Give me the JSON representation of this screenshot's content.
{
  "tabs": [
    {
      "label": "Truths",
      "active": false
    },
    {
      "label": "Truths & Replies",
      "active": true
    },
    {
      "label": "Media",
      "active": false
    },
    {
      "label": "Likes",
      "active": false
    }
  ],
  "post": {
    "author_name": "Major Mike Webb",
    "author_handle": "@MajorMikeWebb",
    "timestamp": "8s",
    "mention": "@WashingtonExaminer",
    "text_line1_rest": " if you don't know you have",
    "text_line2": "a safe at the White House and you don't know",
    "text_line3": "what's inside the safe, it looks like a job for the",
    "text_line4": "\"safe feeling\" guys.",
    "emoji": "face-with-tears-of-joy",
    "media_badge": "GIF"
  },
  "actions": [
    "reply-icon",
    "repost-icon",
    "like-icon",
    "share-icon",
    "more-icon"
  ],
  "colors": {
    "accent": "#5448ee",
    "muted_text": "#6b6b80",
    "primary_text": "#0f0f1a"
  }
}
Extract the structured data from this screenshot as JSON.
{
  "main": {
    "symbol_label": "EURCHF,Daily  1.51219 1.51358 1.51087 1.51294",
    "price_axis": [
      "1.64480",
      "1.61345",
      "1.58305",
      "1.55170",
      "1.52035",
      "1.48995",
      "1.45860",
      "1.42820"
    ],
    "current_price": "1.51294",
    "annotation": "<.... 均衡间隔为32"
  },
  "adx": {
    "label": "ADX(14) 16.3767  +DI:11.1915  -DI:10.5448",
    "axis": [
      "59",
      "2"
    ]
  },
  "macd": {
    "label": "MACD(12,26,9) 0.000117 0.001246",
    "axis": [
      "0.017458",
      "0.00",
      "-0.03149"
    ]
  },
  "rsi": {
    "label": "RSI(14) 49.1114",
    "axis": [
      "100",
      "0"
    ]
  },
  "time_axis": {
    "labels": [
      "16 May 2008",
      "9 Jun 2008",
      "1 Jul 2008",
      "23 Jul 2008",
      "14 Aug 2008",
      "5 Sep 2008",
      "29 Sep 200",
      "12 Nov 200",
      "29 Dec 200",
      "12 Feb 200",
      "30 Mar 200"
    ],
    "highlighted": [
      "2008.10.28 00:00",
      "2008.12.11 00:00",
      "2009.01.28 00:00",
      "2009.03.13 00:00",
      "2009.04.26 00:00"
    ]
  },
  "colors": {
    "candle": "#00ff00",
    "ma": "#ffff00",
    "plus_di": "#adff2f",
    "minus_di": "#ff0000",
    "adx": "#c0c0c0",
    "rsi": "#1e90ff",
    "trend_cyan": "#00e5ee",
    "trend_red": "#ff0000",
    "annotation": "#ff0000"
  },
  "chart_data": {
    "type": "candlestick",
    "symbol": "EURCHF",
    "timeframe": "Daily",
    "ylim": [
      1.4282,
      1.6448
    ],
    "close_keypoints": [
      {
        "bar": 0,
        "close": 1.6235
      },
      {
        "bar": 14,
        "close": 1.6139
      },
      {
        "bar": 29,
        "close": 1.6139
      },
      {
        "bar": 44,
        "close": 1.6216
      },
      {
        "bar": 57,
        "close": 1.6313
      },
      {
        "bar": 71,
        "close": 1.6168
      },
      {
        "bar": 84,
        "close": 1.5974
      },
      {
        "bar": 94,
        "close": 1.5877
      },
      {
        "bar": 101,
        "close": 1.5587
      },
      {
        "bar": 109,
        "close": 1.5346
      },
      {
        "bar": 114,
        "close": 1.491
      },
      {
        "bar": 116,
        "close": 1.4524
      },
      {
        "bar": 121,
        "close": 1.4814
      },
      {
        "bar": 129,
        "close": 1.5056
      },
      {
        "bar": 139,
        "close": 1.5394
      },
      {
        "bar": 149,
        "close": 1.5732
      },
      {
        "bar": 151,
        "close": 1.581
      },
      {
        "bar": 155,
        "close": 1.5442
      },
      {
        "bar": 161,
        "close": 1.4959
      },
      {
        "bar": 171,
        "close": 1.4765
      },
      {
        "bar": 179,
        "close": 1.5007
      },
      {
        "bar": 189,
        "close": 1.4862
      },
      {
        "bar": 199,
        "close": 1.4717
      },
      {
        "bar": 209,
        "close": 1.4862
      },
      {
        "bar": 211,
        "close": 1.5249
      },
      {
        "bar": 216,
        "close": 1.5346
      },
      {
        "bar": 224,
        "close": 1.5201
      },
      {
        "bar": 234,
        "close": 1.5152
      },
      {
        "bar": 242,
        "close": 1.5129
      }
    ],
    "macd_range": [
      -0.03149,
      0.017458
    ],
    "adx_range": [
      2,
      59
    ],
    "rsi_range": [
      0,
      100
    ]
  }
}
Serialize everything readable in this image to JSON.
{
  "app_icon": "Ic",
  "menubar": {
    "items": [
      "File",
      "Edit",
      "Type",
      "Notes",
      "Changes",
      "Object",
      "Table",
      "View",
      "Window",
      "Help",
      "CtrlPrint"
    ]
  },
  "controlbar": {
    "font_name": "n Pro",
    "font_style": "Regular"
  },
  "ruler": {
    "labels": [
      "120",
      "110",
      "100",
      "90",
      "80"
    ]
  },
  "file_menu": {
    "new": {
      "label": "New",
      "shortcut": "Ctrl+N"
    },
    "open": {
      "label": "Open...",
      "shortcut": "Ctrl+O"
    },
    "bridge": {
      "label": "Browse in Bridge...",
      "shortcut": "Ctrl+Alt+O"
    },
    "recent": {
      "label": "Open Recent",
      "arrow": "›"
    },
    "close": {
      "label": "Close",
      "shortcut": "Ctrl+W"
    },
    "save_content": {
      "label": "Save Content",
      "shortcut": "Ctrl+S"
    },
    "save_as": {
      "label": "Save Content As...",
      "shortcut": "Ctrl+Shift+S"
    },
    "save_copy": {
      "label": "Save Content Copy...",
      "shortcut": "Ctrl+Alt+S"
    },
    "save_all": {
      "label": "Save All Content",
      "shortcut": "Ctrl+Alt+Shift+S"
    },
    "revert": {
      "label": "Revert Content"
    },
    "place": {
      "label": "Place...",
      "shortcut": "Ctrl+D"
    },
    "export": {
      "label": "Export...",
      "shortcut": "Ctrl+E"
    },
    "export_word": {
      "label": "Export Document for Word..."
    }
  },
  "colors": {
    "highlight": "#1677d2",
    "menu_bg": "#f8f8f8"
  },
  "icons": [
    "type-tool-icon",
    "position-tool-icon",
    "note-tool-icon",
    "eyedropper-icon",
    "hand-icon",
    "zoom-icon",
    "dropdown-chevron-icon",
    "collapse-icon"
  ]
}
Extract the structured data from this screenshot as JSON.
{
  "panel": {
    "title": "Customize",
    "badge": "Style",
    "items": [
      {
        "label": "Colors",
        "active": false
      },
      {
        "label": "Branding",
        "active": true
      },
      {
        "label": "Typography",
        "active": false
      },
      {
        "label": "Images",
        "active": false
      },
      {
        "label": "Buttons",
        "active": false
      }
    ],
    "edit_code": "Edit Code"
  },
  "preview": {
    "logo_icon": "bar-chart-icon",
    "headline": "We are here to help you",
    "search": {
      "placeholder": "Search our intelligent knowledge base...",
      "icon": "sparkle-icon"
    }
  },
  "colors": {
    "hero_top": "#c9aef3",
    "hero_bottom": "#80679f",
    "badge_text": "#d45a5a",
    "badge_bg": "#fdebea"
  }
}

## [TASK INSTRUCTIONS]
Retype the entries one by one, exactly.

## [WRITTEN ANSWER]
Give me the JSON representation of this screenshot's content.
{
  "tabs": [
    {
      "label": "Truths",
      "active": false
    },
    {
      "label": "Truths & Replies",
      "active": true
    },
    {
      "label": "Media",
      "active": false
    },
    {
      "label": "Likes",
      "active": false
    }
  ],
  "post": {
    "author_name": "Major Mike Webb",
    "author_handle": "@MajorMikeWebb",
    "timestamp": "8s",
    "mention": "@WashingtonExaminer",
    "text_line1_rest": " if you don't know you have",
    "text_line2": "a safe at the White House and you don't know",
    "text_line3": "what's inside the safe, it looks like a job for the",
    "text_line4": "\"safe feeling\" guys.",
    "emoji": "face-with-tears-of-joy",
    "media_badge": "GIF"
  },
  "actions": [
    "reply-icon",
    "repost-icon",
    "like-icon",
    "share-icon",
    "more-icon"
  ],
  "colors": {
    "accent": "#5448ee",
    "muted_text": "#6b6b80",
    "primary_text": "#0f0f1a"
  }
}
Extract the structured data from this screenshot as JSON.
{
  "main": {
    "symbol_label": "EURCHF,Daily  1.51219 1.51358 1.51087 1.51294",
    "price_axis": [
      "1.64480",
      "1.61345",
      "1.58305",
      "1.55170",
      "1.52035",
      "1.48995",
      "1.45860",
      "1.42820"
    ],
    "current_price": "1.51294",
    "annotation": "<.... 均衡间隔为32"
  },
  "adx": {
    "label": "ADX(14) 16.3767  +DI:11.1915  -DI:10.5448",
    "axis": [
      "59",
      "2"
    ]
  },
  "macd": {
    "label": "MACD(12,26,9) 0.000117 0.001246",
    "axis": [
      "0.017458",
      "0.00",
      "-0.03149"
    ]
  },
  "rsi": {
    "label": "RSI(14) 49.1114",
    "axis": [
      "100",
      "0"
    ]
  },
  "time_axis": {
    "labels": [
      "16 May 2008",
      "9 Jun 2008",
      "1 Jul 2008",
      "23 Jul 2008",
      "14 Aug 2008",
      "5 Sep 2008",
      "29 Sep 200",
      "12 Nov 200",
      "29 Dec 200",
      "12 Feb 200",
      "30 Mar 200"
    ],
    "highlighted": [
      "2008.10.28 00:00",
      "2008.12.11 00:00",
      "2009.01.28 00:00",
      "2009.03.13 00:00",
      "2009.04.26 00:00"
    ]
  },
  "colors": {
    "candle": "#00ff00",
    "ma": "#ffff00",
    "plus_di": "#adff2f",
    "minus_di": "#ff0000",
    "adx": "#c0c0c0",
    "rsi": "#1e90ff",
    "trend_cyan": "#00e5ee",
    "trend_red": "#ff0000",
    "annotation": "#ff0000"
  },
  "chart_data": {
    "type": "candlestick",
    "symbol": "EURCHF",
    "timeframe": "Daily",
    "ylim": [
      1.4282,
      1.6448
    ],
    "close_keypoints": [
      {
        "bar": 0,
        "close": 1.6235
      },
      {
        "bar": 14,
        "close": 1.6139
      },
      {
        "bar": 29,
        "close": 1.6139
      },
      {
        "bar": 44,
        "close": 1.6216
      },
      {
        "bar": 57,
        "close": 1.6313
      },
      {
        "bar": 71,
        "close": 1.6168
      },
      {
        "bar": 84,
        "close": 1.5974
      },
      {
        "bar": 94,
        "close": 1.5877
      },
      {
        "bar": 101,
        "close": 1.5587
      },
      {
        "bar": 109,
        "close": 1.5346
      },
      {
        "bar": 114,
        "close": 1.491
      },
      {
        "bar": 116,
        "close": 1.4524
      },
      {
        "bar": 121,
        "close": 1.4814
      },
      {
        "bar": 129,
        "close": 1.5056
      },
      {
        "bar": 139,
        "close": 1.5394
      },
      {
        "bar": 149,
        "close": 1.5732
      },
      {
        "bar": 151,
        "close": 1.581
      },
      {
        "bar": 155,
        "close": 1.5442
      },
      {
        "bar": 161,
        "close": 1.4959
      },
      {
        "bar": 171,
        "close": 1.4765
      },
      {
        "bar": 179,
        "close": 1.5007
      },
      {
        "bar": 189,
        "close": 1.4862
      },
      {
        "bar": 199,
        "close": 1.4717
      },
      {
        "bar": 209,
        "close": 1.4862
      },
      {
        "bar": 211,
        "close": 1.5249
      },
      {
        "bar": 216,
        "close": 1.5346
      },
      {
        "bar": 224,
        "close": 1.5201
      },
      {
        "bar": 234,
        "close": 1.5152
      },
      {
        "bar": 242,
        "close": 1.5129
      }
    ],
    "macd_range": [
      -0.03149,
      0.017458
    ],
    "adx_range": [
      2,
      59
    ],
    "rsi_range": [
      0,
      100
    ]
  }
}
Serialize everything readable in this image to JSON.
{
  "app_icon": "Ic",
  "menubar": {
    "items": [
      "File",
      "Edit",
      "Type",
      "Notes",
      "Changes",
      "Object",
      "Table",
      "View",
      "Window",
      "Help",
      "CtrlPrint"
    ]
  },
  "controlbar": {
    "font_name": "n Pro",
    "font_style": "Regular"
  },
  "ruler": {
    "labels": [
      "120",
      "110",
      "100",
      "90",
      "80"
    ]
  },
  "file_menu": {
    "new": {
      "label": "New",
      "shortcut": "Ctrl+N"
    },
    "open": {
      "label": "Open...",
      "shortcut": "Ctrl+O"
    },
    "bridge": {
      "label": "Browse in Bridge...",
      "shortcut": "Ctrl+Alt+O"
    },
    "recent": {
      "label": "Open Recent",
      "arrow": "›"
    },
    "close": {
      "label": "Close",
      "shortcut": "Ctrl+W"
    },
    "save_content": {
      "label": "Save Content",
      "shortcut": "Ctrl+S"
    },
    "save_as": {
      "label": "Save Content As...",
      "shortcut": "Ctrl+Shift+S"
    },
    "save_copy": {
      "label": "Save Content Copy...",
      "shortcut": "Ctrl+Alt+S"
    },
    "save_all": {
      "label": "Save All Content",
      "shortcut": "Ctrl+Alt+Shift+S"
    },
    "revert": {
      "label": "Revert Content"
    },
    "place": {
      "label": "Place...",
      "shortcut": "Ctrl+D"
    },
    "export": {
      "label": "Export...",
      "shortcut": "Ctrl+E"
    },
    "export_word": {
      "label": "Export Document for Word..."
    }
  },
  "colors": {
    "highlight": "#1677d2",
    "menu_bg": "#f8f8f8"
  },
  "icons": [
    "type-tool-icon",
    "position-tool-icon",
    "note-tool-icon",
    "eyedropper-icon",
    "hand-icon",
    "zoom-icon",
    "dropdown-chevron-icon",
    "collapse-icon"
  ]
}
Extract the structured data from this screenshot as JSON.
{
  "panel": {
    "title": "Customize",
    "badge": "Style",
    "items": [
      {
        "label": "Colors",
        "active": false
      },
      {
        "label": "Branding",
        "active": true
      },
      {
        "label": "Typography",
        "active": false
      },
      {
        "label": "Images",
        "active": false
      },
      {
        "label": "Buttons",
        "active": false
      }
    ],
    "edit_code": "Edit Code"
  },
  "preview": {
    "logo_icon": "bar-chart-icon",
    "headline": "We are here to help you",
    "search": {
      "placeholder": "Search our intelligent knowledge base...",
      "icon": "sparkle-icon"
    }
  },
  "colors": {
    "hero_top": "#c9aef3",
    "hero_bottom": "#80679f",
    "badge_text": "#d45a5a",
    "badge_bg": "#fdebea"
  }
}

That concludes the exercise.